Aim → Find all lines in the listing that include the word "photo", then copy them.

Material provided →
------------------------------------------------------------
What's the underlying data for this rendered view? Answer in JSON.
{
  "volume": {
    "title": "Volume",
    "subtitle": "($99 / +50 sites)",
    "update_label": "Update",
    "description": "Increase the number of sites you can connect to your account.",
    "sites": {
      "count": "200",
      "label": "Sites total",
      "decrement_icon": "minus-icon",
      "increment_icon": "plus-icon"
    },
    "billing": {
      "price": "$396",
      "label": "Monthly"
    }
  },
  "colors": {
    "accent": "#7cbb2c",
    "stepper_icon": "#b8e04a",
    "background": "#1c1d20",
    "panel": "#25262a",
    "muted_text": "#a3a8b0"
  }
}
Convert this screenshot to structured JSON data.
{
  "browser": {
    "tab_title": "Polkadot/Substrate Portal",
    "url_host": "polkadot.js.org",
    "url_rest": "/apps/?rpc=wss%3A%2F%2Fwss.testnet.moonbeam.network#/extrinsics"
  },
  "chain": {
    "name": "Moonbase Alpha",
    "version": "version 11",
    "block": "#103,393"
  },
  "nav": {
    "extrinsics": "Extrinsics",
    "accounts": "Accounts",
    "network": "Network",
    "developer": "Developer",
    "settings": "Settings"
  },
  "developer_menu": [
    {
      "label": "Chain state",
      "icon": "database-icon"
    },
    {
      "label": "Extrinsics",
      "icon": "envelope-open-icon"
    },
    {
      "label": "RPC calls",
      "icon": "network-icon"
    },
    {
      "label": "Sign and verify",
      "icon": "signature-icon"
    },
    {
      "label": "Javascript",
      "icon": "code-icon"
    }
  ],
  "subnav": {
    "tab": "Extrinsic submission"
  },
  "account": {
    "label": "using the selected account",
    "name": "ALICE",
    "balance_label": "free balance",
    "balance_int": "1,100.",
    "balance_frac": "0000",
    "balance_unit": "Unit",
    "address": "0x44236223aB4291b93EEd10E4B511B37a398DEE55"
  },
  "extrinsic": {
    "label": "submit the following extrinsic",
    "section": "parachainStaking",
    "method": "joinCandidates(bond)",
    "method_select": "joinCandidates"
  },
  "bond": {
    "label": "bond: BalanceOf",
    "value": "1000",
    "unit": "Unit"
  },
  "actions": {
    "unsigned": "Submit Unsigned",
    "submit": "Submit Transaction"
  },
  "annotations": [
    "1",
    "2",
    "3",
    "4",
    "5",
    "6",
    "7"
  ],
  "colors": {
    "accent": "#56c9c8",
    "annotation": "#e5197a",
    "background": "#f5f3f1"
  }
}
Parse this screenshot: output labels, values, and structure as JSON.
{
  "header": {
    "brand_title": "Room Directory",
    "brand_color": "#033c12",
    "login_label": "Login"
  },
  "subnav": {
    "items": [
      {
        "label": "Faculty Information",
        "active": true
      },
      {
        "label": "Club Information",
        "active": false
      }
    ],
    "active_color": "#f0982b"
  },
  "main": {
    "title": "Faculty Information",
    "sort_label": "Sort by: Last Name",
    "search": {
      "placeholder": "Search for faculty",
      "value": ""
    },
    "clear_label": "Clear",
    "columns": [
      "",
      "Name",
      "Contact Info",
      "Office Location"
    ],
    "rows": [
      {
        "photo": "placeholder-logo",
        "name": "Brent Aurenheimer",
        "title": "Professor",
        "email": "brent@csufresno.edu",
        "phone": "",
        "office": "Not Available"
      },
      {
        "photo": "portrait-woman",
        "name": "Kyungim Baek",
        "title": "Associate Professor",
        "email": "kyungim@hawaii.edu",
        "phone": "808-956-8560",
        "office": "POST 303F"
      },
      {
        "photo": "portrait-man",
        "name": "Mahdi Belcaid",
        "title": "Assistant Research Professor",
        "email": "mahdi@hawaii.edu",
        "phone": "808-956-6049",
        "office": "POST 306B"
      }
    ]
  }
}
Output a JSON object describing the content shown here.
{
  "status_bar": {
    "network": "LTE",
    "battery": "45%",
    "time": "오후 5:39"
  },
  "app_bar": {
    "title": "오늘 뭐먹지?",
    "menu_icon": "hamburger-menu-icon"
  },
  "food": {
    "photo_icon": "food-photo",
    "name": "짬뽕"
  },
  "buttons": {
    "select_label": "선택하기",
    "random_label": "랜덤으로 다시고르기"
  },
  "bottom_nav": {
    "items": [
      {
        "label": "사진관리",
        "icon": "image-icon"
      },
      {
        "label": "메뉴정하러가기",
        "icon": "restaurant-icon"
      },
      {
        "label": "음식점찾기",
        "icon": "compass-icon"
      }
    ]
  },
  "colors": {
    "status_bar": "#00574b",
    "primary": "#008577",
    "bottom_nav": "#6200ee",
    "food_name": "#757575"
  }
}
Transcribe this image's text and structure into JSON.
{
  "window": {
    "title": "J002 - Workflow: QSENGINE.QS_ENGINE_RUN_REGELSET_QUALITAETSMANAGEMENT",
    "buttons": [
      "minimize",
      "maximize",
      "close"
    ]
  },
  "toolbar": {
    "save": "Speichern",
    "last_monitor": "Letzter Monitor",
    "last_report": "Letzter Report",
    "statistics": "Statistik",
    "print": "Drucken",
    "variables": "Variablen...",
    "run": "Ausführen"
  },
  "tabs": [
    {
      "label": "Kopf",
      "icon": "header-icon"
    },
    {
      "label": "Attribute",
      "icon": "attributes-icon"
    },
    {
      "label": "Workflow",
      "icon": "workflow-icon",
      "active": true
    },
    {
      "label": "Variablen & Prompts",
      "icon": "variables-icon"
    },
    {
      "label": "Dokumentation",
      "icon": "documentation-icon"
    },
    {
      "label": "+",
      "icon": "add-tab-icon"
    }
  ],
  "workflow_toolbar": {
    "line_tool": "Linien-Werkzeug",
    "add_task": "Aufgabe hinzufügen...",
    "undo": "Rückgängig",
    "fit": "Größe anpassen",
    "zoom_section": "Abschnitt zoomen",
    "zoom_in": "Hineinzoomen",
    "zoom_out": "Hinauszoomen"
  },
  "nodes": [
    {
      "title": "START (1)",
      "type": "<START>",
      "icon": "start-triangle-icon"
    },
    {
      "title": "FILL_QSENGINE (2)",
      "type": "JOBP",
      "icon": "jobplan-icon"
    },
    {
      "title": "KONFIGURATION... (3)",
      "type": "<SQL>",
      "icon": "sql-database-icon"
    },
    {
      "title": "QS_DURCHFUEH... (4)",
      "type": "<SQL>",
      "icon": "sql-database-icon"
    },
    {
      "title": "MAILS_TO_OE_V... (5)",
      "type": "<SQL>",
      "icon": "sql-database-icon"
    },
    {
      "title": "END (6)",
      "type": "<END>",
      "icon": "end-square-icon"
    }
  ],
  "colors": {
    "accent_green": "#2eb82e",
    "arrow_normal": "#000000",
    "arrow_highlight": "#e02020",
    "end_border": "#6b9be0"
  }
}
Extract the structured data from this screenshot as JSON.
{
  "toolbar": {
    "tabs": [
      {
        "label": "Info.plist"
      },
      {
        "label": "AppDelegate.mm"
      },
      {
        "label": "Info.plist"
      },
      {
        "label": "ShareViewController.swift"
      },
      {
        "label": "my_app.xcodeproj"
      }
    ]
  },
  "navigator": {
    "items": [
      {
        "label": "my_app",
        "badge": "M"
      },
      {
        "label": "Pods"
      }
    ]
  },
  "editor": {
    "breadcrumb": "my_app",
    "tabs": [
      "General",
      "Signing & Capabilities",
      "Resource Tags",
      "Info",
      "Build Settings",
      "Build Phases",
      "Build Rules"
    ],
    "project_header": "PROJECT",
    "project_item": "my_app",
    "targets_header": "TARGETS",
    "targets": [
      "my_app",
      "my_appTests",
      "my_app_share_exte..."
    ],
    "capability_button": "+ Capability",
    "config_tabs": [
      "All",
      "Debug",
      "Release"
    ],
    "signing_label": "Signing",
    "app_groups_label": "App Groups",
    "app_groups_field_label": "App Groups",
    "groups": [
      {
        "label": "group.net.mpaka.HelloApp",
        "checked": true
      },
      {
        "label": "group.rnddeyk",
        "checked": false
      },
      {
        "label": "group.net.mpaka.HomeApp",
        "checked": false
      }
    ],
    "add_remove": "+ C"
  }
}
------------------------------------------------------------
Exercise answer →
        "photo": "placeholder-logo",
        "photo": "portrait-woman",
        "photo": "portrait-man",
    "photo_icon": "food-photo",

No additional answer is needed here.